** begin GIVEN DATA **

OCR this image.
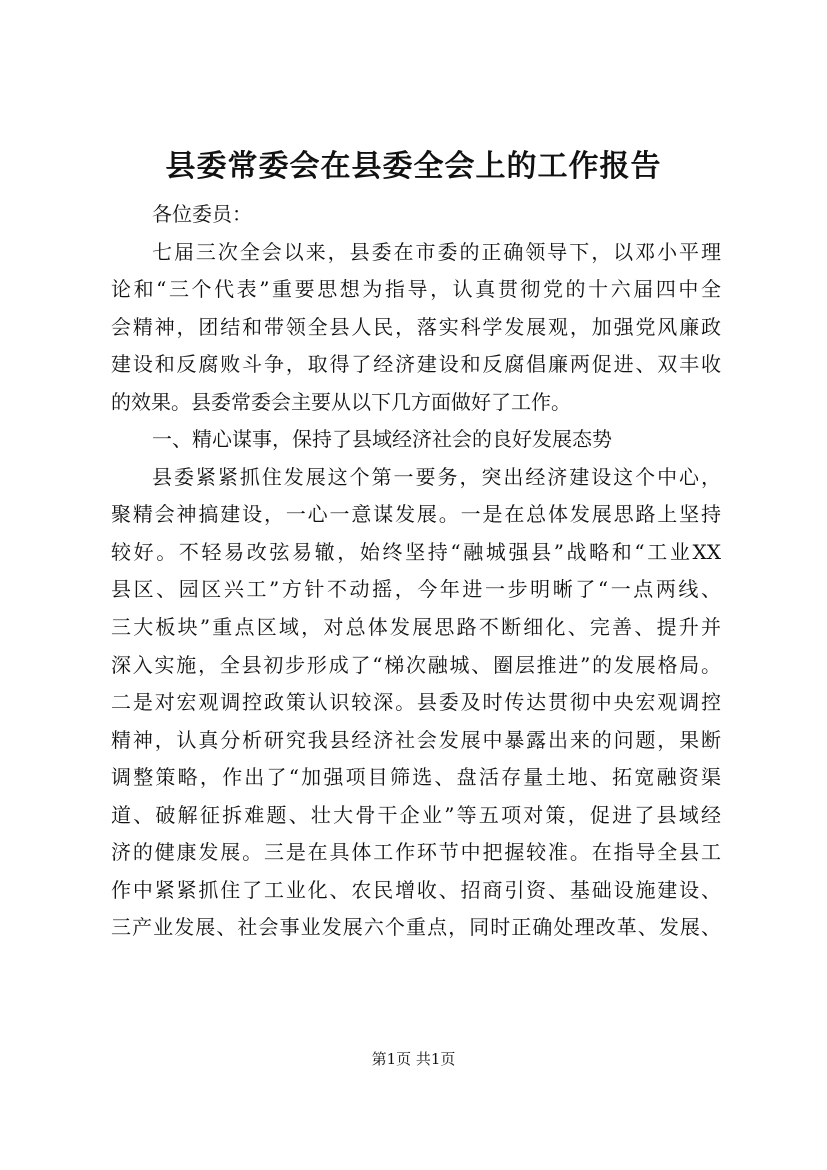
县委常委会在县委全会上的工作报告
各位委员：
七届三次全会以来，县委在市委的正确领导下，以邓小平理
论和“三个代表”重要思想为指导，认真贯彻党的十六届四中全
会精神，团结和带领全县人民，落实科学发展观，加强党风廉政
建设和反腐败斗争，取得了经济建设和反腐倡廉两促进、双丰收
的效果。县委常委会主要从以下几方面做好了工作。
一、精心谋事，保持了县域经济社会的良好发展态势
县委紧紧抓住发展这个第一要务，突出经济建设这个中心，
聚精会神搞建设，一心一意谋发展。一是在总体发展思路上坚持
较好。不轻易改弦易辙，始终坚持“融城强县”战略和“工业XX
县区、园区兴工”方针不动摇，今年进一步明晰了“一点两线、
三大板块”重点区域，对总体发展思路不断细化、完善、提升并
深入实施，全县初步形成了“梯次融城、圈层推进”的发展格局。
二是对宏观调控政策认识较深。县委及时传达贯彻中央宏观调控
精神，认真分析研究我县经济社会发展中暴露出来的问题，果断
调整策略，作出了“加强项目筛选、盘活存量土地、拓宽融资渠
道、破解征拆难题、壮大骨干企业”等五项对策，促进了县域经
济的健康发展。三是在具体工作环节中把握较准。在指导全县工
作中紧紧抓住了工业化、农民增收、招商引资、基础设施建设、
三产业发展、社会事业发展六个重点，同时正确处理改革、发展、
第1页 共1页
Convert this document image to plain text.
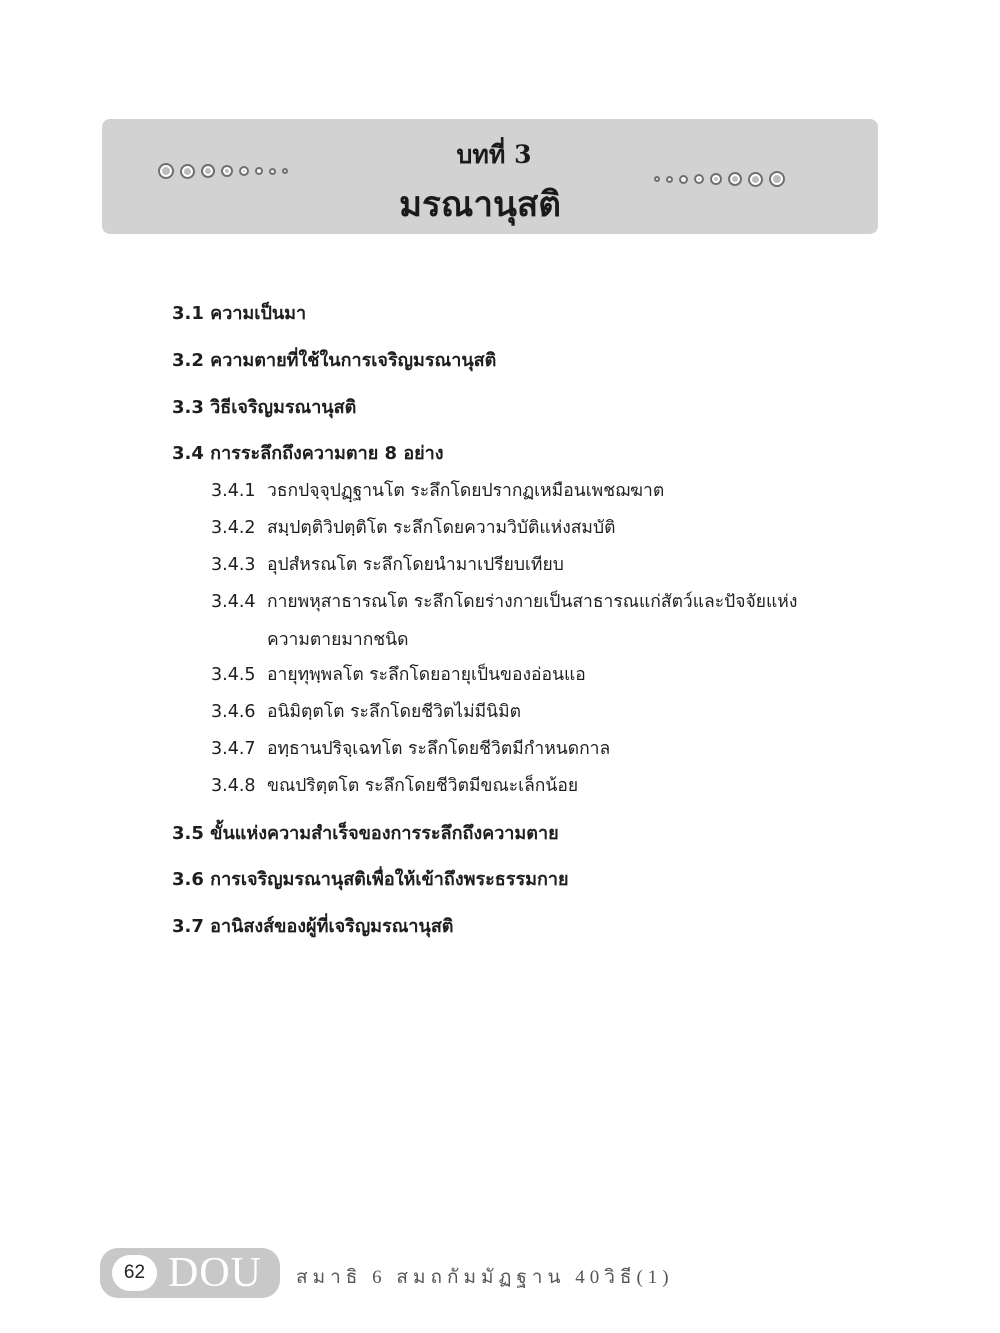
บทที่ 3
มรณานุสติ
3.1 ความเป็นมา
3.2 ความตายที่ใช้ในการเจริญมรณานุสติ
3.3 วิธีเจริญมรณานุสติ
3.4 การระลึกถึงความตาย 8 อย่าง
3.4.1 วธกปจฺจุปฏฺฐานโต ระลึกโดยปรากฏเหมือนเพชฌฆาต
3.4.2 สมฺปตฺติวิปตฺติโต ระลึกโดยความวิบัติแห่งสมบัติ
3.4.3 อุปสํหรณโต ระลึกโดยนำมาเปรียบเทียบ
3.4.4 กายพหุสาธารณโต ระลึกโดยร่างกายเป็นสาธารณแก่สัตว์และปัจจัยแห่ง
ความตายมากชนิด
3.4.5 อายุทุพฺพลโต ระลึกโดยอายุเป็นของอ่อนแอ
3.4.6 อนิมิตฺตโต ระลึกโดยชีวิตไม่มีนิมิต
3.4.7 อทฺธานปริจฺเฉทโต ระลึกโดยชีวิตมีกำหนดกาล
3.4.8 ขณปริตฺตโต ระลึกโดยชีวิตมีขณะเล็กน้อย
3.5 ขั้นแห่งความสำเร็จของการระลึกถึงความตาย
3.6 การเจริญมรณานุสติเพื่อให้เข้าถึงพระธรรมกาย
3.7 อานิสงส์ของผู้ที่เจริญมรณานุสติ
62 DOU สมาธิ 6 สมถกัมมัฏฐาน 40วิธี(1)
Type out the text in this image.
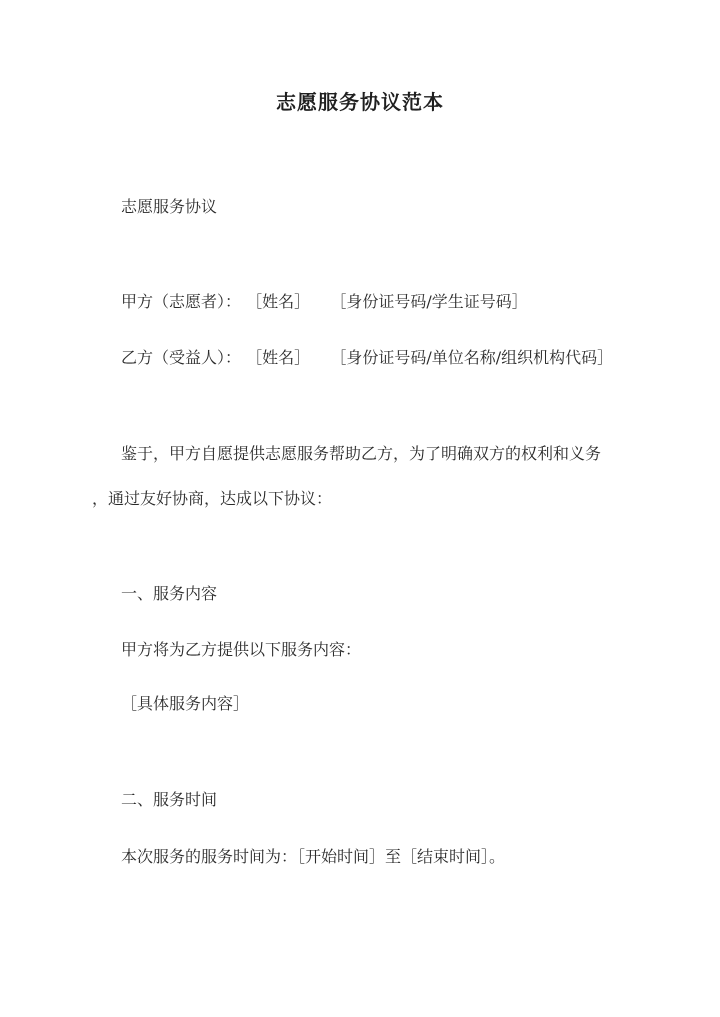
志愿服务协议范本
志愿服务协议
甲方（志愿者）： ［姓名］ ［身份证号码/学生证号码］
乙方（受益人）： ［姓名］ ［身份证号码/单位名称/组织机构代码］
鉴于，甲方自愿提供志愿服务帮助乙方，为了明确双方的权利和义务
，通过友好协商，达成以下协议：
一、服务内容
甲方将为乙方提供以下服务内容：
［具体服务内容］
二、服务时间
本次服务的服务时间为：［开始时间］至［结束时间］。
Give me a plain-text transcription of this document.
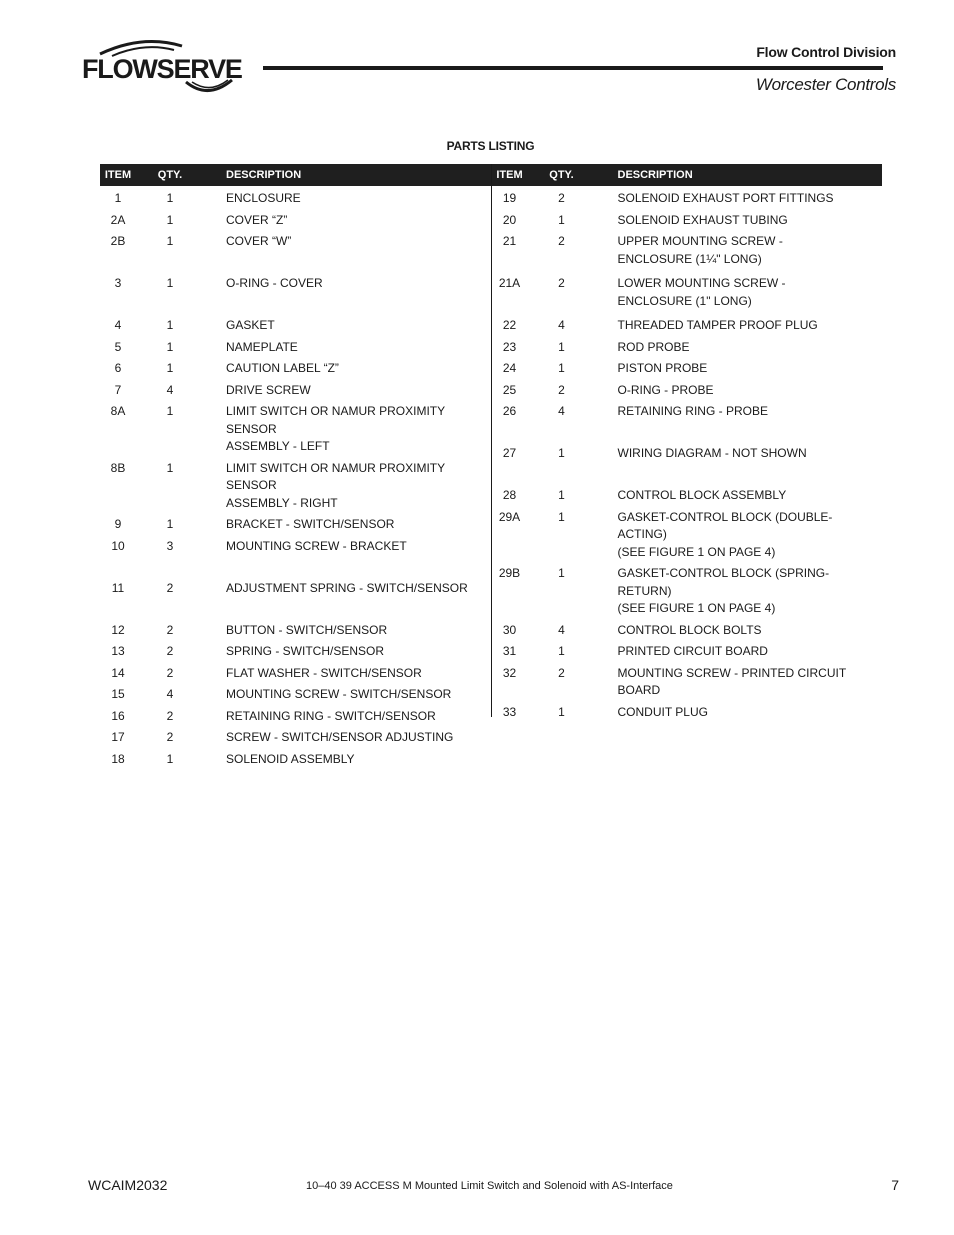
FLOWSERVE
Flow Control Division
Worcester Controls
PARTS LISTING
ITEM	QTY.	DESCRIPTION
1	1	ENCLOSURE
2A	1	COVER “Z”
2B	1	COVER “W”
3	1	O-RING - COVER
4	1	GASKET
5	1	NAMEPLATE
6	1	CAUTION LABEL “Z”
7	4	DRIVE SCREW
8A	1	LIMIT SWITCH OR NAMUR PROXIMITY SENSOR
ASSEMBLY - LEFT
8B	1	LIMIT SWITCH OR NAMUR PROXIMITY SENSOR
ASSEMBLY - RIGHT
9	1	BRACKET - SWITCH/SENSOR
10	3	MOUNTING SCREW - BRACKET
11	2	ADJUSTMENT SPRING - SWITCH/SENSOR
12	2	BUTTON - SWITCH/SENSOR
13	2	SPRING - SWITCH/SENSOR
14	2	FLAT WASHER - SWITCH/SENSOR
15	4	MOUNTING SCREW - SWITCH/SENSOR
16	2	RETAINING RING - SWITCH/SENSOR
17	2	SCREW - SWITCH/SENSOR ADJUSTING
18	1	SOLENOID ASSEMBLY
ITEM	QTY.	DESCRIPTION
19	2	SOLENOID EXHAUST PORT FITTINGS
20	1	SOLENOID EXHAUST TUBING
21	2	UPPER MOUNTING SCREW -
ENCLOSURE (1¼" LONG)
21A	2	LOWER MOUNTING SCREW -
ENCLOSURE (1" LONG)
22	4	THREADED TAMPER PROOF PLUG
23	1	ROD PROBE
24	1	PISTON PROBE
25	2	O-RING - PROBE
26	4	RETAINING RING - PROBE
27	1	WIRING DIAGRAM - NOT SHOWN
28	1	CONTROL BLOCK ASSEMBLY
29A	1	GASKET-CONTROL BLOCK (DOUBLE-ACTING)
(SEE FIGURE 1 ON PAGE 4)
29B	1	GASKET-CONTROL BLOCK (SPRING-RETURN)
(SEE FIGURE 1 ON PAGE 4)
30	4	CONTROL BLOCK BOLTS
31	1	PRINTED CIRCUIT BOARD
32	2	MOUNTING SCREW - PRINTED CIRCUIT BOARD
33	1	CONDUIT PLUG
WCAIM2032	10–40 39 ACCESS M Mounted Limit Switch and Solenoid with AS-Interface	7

** end GIVEN DATA **

> [GOAL]
Print each entry shown above with exact wording and no pictures.

> [SOLUTION]
OCR this image.
县委常委会在县委全会上的工作报告
各位委员：
七届三次全会以来，县委在市委的正确领导下，以邓小平理
论和“三个代表”重要思想为指导，认真贯彻党的十六届四中全
会精神，团结和带领全县人民，落实科学发展观，加强党风廉政
建设和反腐败斗争，取得了经济建设和反腐倡廉两促进、双丰收
的效果。县委常委会主要从以下几方面做好了工作。
一、精心谋事，保持了县域经济社会的良好发展态势
县委紧紧抓住发展这个第一要务，突出经济建设这个中心，
聚精会神搞建设，一心一意谋发展。一是在总体发展思路上坚持
较好。不轻易改弦易辙，始终坚持“融城强县”战略和“工业XX
县区、园区兴工”方针不动摇，今年进一步明晰了“一点两线、
三大板块”重点区域，对总体发展思路不断细化、完善、提升并
深入实施，全县初步形成了“梯次融城、圈层推进”的发展格局。
二是对宏观调控政策认识较深。县委及时传达贯彻中央宏观调控
精神，认真分析研究我县经济社会发展中暴露出来的问题，果断
调整策略，作出了“加强项目筛选、盘活存量土地、拓宽融资渠
道、破解征拆难题、壮大骨干企业”等五项对策，促进了县域经
济的健康发展。三是在具体工作环节中把握较准。在指导全县工
作中紧紧抓住了工业化、农民增收、招商引资、基础设施建设、
三产业发展、社会事业发展六个重点，同时正确处理改革、发展、
第1页 共1页
Convert this document image to plain text.
บทที่ 3
มรณานุสติ
3.1 ความเป็นมา
3.2 ความตายที่ใช้ในการเจริญมรณานุสติ
3.3 วิธีเจริญมรณานุสติ
3.4 การระลึกถึงความตาย 8 อย่าง
3.4.1 วธกปจฺจุปฏฺฐานโต ระลึกโดยปรากฏเหมือนเพชฌฆาต
3.4.2 สมฺปตฺติวิปตฺติโต ระลึกโดยความวิบัติแห่งสมบัติ
3.4.3 อุปสํหรณโต ระลึกโดยนำมาเปรียบเทียบ
3.4.4 กายพหุสาธารณโต ระลึกโดยร่างกายเป็นสาธารณแก่สัตว์และปัจจัยแห่ง
ความตายมากชนิด
3.4.5 อายุทุพฺพลโต ระลึกโดยอายุเป็นของอ่อนแอ
3.4.6 อนิมิตฺตโต ระลึกโดยชีวิตไม่มีนิมิต
3.4.7 อทฺธานปริจฺเฉทโต ระลึกโดยชีวิตมีกำหนดกาล
3.4.8 ขณปริตฺตโต ระลึกโดยชีวิตมีขณะเล็กน้อย
3.5 ขั้นแห่งความสำเร็จของการระลึกถึงความตาย
3.6 การเจริญมรณานุสติเพื่อให้เข้าถึงพระธรรมกาย
3.7 อานิสงส์ของผู้ที่เจริญมรณานุสติ
62 DOU สมาธิ 6 สมถกัมมัฏฐาน 40วิธี(1)
Type out the text in this image.
志愿服务协议范本
志愿服务协议
甲方（志愿者）： ［姓名］ ［身份证号码/学生证号码］
乙方（受益人）： ［姓名］ ［身份证号码/单位名称/组织机构代码］
鉴于，甲方自愿提供志愿服务帮助乙方，为了明确双方的权利和义务
，通过友好协商，达成以下协议：
一、服务内容
甲方将为乙方提供以下服务内容：
［具体服务内容］
二、服务时间
本次服务的服务时间为：［开始时间］至［结束时间］。
Give me a plain-text transcription of this document.
FLOWSERVE
Flow Control Division
Worcester Controls
PARTS LISTING
ITEM	QTY.	DESCRIPTION
1	1	ENCLOSURE
2A	1	COVER “Z”
2B	1	COVER “W”
3	1	O-RING - COVER
4	1	GASKET
5	1	NAMEPLATE
6	1	CAUTION LABEL “Z”
7	4	DRIVE SCREW
8A	1	LIMIT SWITCH OR NAMUR PROXIMITY SENSOR
ASSEMBLY - LEFT
8B	1	LIMIT SWITCH OR NAMUR PROXIMITY SENSOR
ASSEMBLY - RIGHT
9	1	BRACKET - SWITCH/SENSOR
10	3	MOUNTING SCREW - BRACKET
11	2	ADJUSTMENT SPRING - SWITCH/SENSOR
12	2	BUTTON - SWITCH/SENSOR
13	2	SPRING - SWITCH/SENSOR
14	2	FLAT WASHER - SWITCH/SENSOR
15	4	MOUNTING SCREW - SWITCH/SENSOR
16	2	RETAINING RING - SWITCH/SENSOR
17	2	SCREW - SWITCH/SENSOR ADJUSTING
18	1	SOLENOID ASSEMBLY
ITEM	QTY.	DESCRIPTION
19	2	SOLENOID EXHAUST PORT FITTINGS
20	1	SOLENOID EXHAUST TUBING
21	2	UPPER MOUNTING SCREW -
ENCLOSURE (1¼" LONG)
21A	2	LOWER MOUNTING SCREW -
ENCLOSURE (1" LONG)
22	4	THREADED TAMPER PROOF PLUG
23	1	ROD PROBE
24	1	PISTON PROBE
25	2	O-RING - PROBE
26	4	RETAINING RING - PROBE
27	1	WIRING DIAGRAM - NOT SHOWN
28	1	CONTROL BLOCK ASSEMBLY
29A	1	GASKET-CONTROL BLOCK (DOUBLE-ACTING)
(SEE FIGURE 1 ON PAGE 4)
29B	1	GASKET-CONTROL BLOCK (SPRING-RETURN)
(SEE FIGURE 1 ON PAGE 4)
30	4	CONTROL BLOCK BOLTS
31	1	PRINTED CIRCUIT BOARD
32	2	MOUNTING SCREW - PRINTED CIRCUIT BOARD
33	1	CONDUIT PLUG
WCAIM2032	10–40 39 ACCESS M Mounted Limit Switch and Solenoid with AS-Interface	7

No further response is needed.